Work to complete >> Sift the material for lines containing "ylabel", and return them.
=== Data to process ===
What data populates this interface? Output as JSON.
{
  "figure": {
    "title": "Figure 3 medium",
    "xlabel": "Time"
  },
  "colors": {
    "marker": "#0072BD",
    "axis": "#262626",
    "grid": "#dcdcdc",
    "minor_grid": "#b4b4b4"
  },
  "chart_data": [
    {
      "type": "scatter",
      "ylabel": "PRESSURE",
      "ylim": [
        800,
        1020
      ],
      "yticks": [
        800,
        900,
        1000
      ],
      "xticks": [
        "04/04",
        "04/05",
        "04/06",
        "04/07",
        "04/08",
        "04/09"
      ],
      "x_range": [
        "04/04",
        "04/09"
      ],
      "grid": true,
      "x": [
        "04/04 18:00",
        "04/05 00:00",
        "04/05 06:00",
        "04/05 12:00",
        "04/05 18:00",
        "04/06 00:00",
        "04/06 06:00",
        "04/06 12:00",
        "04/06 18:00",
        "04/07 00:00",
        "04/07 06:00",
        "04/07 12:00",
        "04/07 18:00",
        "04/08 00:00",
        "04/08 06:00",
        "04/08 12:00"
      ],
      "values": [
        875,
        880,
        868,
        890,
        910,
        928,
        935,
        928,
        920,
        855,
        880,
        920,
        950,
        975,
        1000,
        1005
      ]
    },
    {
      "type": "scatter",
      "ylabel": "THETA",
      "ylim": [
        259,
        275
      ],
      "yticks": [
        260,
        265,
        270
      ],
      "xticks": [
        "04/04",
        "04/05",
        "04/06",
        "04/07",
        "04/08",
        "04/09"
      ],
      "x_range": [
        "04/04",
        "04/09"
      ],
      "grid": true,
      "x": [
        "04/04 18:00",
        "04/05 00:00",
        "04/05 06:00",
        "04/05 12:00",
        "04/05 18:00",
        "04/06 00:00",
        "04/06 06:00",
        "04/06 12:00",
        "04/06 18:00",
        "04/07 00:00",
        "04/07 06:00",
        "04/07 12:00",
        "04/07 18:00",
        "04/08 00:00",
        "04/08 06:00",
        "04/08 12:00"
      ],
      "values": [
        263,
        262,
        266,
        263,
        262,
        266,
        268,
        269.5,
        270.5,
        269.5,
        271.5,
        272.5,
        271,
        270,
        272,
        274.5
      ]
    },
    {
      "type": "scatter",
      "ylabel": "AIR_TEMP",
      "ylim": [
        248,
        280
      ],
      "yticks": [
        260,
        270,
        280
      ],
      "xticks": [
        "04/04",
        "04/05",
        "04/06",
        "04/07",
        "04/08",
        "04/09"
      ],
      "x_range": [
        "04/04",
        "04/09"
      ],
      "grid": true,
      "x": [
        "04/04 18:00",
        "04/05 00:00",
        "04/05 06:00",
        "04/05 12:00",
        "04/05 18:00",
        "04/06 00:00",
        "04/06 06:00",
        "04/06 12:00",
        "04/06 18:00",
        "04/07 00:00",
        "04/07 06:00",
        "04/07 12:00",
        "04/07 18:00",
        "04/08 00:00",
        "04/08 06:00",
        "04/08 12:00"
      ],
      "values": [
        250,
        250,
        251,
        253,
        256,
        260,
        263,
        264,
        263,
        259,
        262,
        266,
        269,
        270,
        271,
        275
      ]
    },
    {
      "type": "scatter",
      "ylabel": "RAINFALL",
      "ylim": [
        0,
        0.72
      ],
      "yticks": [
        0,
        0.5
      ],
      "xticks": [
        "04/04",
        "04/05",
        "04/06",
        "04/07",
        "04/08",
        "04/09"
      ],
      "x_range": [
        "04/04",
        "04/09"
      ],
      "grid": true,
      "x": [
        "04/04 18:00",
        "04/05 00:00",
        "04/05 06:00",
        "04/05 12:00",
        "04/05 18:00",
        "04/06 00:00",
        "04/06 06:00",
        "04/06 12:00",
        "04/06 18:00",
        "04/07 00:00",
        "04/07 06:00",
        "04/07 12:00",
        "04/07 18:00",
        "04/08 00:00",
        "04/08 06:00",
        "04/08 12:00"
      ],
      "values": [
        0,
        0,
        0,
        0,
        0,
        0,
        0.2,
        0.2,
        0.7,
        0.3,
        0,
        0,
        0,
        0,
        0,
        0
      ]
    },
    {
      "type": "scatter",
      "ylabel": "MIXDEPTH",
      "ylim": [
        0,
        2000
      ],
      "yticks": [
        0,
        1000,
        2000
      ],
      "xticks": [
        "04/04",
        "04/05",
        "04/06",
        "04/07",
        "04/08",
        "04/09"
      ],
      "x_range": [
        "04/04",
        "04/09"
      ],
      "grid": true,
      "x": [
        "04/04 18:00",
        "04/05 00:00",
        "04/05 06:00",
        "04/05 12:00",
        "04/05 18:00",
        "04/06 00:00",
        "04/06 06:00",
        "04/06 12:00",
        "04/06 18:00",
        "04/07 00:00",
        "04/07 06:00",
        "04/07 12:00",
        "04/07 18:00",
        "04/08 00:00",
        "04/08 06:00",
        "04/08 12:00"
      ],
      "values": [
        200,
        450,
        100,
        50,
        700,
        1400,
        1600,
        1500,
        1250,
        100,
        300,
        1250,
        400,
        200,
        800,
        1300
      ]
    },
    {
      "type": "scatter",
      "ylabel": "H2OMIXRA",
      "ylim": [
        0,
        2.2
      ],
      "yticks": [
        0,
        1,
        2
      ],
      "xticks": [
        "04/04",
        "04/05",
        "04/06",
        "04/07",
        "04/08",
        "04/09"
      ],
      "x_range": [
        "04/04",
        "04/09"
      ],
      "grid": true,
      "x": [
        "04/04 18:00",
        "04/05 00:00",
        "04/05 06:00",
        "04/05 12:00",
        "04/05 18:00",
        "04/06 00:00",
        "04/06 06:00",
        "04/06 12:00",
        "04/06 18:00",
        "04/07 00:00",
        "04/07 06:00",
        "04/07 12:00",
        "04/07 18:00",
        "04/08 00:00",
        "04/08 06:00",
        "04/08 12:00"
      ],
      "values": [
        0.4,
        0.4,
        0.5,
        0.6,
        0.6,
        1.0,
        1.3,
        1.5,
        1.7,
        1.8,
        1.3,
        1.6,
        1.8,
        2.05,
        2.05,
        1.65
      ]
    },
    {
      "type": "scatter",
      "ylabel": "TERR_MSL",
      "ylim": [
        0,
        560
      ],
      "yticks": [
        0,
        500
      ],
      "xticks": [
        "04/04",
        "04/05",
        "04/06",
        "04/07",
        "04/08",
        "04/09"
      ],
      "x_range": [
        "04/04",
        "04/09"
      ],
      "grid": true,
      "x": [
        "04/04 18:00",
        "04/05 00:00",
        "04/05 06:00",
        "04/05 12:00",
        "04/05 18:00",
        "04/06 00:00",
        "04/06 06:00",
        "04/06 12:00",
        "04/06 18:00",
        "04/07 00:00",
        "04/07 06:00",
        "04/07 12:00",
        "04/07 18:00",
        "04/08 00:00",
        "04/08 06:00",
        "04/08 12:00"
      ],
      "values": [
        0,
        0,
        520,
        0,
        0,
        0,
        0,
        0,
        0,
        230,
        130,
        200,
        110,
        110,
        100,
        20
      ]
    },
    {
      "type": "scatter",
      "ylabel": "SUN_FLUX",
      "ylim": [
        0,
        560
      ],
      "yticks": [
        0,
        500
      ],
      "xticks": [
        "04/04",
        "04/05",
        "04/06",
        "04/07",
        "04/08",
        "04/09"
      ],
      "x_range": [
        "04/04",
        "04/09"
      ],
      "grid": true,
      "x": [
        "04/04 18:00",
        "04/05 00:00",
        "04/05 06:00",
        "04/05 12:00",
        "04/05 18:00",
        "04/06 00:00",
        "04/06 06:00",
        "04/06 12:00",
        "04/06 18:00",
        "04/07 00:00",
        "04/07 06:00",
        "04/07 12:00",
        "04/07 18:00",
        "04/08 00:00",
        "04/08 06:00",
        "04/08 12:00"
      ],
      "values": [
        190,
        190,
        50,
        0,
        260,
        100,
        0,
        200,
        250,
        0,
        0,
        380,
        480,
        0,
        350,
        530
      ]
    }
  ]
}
===
Task response >>
      "ylabel": "PRESSURE",
      "ylabel": "THETA",
      "ylabel": "AIR_TEMP",
      "ylabel": "RAINFALL",
      "ylabel": "MIXDEPTH",
      "ylabel": "H2OMIXRA",
      "ylabel": "TERR_MSL",
      "ylabel": "SUN_FLUX",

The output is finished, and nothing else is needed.